Short exercise: Leave out the pictures and copy every record exactly.

* * * * *

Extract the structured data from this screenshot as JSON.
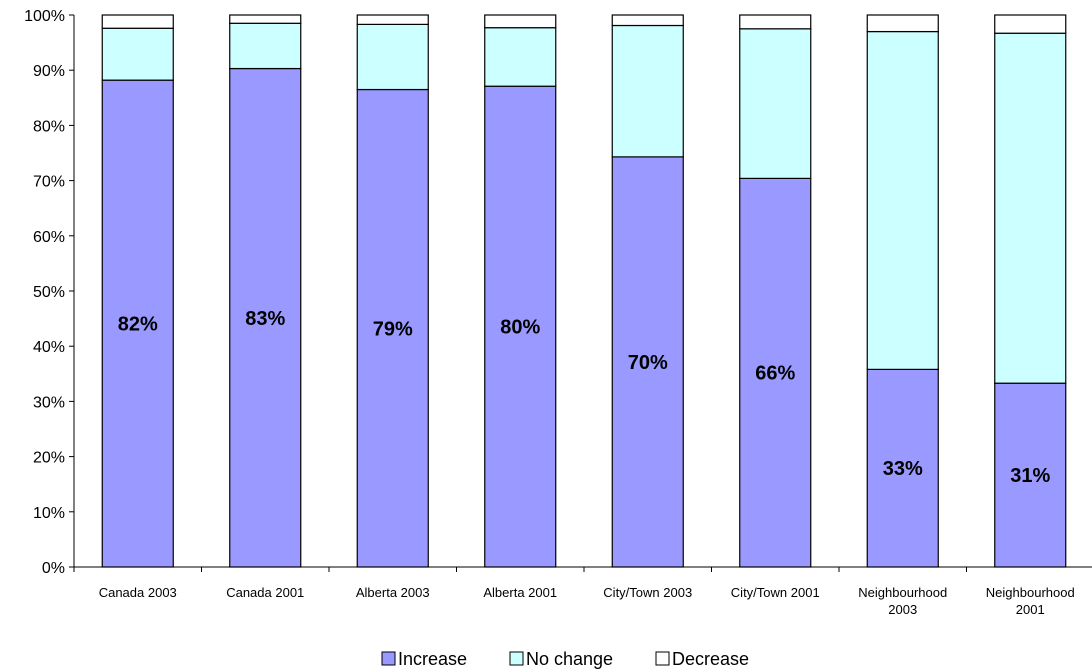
{
  "chart_data": {
    "type": "bar",
    "stacked": true,
    "percent_stacked": true,
    "categories": [
      "Canada 2003",
      "Canada 2001",
      "Alberta 2003",
      "Alberta 2001",
      "City/Town 2003",
      "City/Town 2001",
      "Neighbourhood 2003",
      "Neighbourhood 2001"
    ],
    "series": [
      {
        "name": "Increase",
        "color": "#9999ff",
        "values": [
          88.2,
          90.3,
          86.5,
          87.1,
          74.3,
          70.4,
          35.8,
          33.3
        ]
      },
      {
        "name": "No change",
        "color": "#ccffff",
        "values": [
          9.4,
          8.2,
          11.8,
          10.6,
          23.8,
          27.1,
          61.2,
          63.4
        ]
      },
      {
        "name": "Decrease",
        "color": "#ffffff",
        "values": [
          2.4,
          1.5,
          1.7,
          2.3,
          1.9,
          2.5,
          3.0,
          3.3
        ]
      }
    ],
    "data_labels": [
      "82%",
      "83%",
      "79%",
      "80%",
      "70%",
      "66%",
      "33%",
      "31%"
    ],
    "y_ticks": [
      "0%",
      "10%",
      "20%",
      "30%",
      "40%",
      "50%",
      "60%",
      "70%",
      "80%",
      "90%",
      "100%"
    ],
    "ylim": [
      0,
      100
    ],
    "grid": false,
    "legend_position": "bottom",
    "title": "",
    "xlabel": "",
    "ylabel": ""
  }
}
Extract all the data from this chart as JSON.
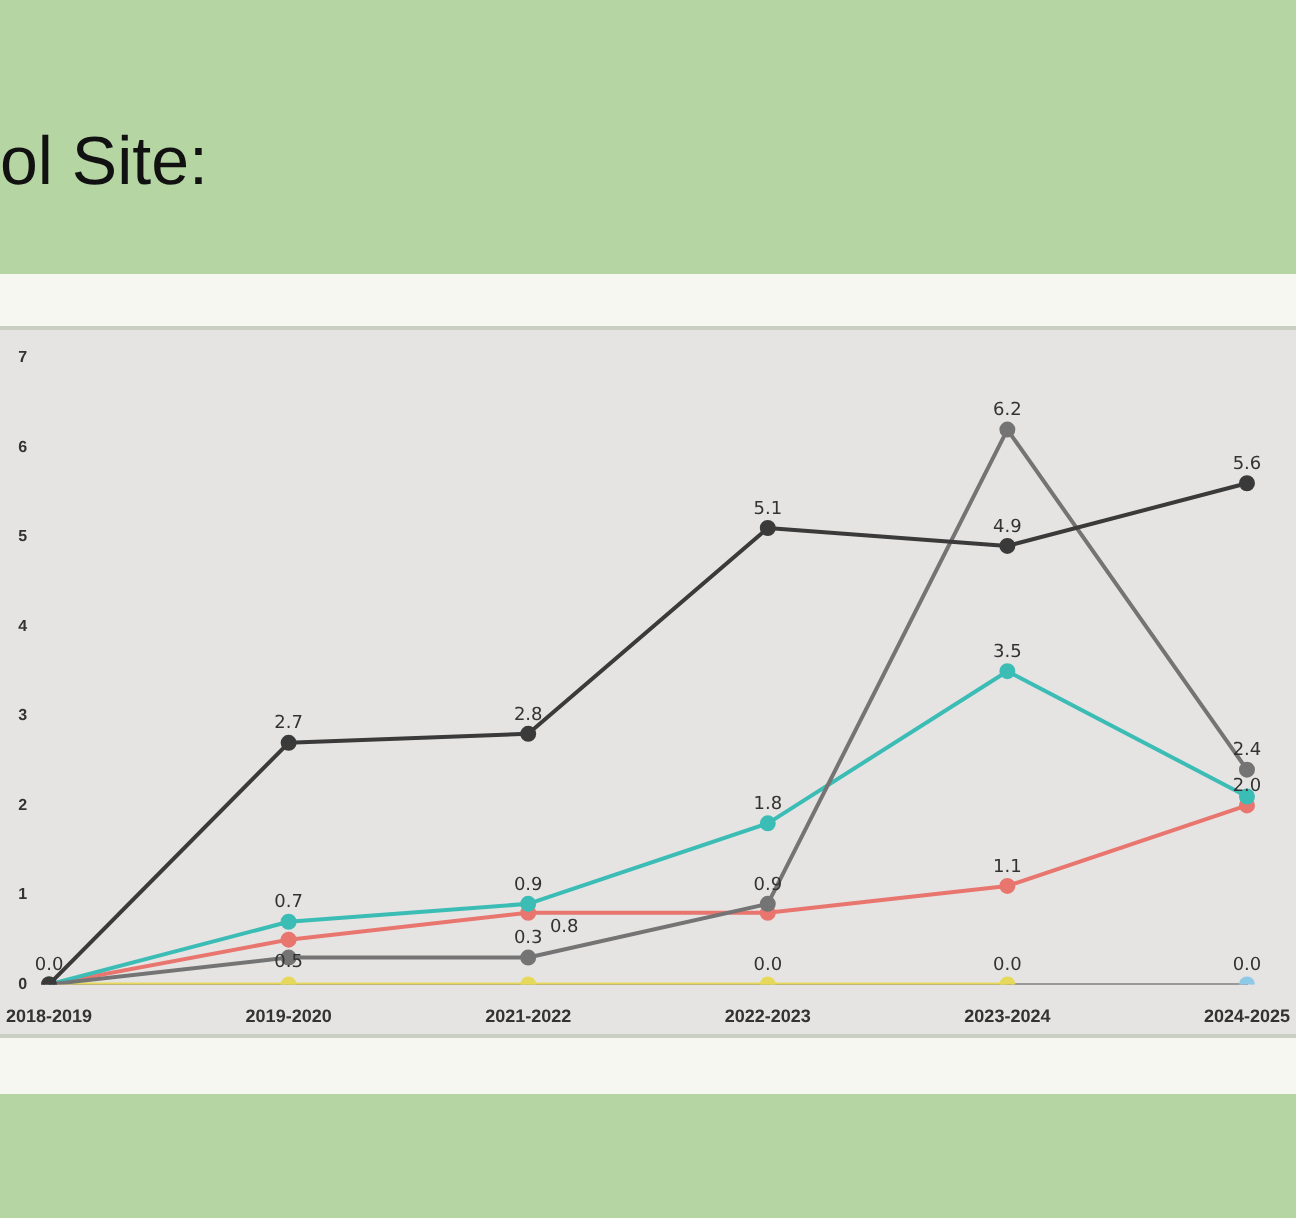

* * * * *

Output:
Extract the structured data from this screenshot as JSON.
{
  "chart_data": {
    "type": "bar",
    "stacked": true,
    "percent_stacked": true,
    "categories": [
      "Canada 2003",
      "Canada 2001",
      "Alberta 2003",
      "Alberta 2001",
      "City/Town 2003",
      "City/Town 2001",
      "Neighbourhood 2003",
      "Neighbourhood 2001"
    ],
    "series": [
      {
        "name": "Increase",
        "color": "#9999ff",
        "values": [
          88.2,
          90.3,
          86.5,
          87.1,
          74.3,
          70.4,
          35.8,
          33.3
        ]
      },
      {
        "name": "No change",
        "color": "#ccffff",
        "values": [
          9.4,
          8.2,
          11.8,
          10.6,
          23.8,
          27.1,
          61.2,
          63.4
        ]
      },
      {
        "name": "Decrease",
        "color": "#ffffff",
        "values": [
          2.4,
          1.5,
          1.7,
          2.3,
          1.9,
          2.5,
          3.0,
          3.3
        ]
      }
    ],
    "data_labels": [
      "82%",
      "83%",
      "79%",
      "80%",
      "70%",
      "66%",
      "33%",
      "31%"
    ],
    "y_ticks": [
      "0%",
      "10%",
      "20%",
      "30%",
      "40%",
      "50%",
      "60%",
      "70%",
      "80%",
      "90%",
      "100%"
    ],
    "ylim": [
      0,
      100
    ],
    "grid": false,
    "legend_position": "bottom",
    "title": "",
    "xlabel": "",
    "ylabel": ""
  }
}
Extract all the data from this chart as JSON.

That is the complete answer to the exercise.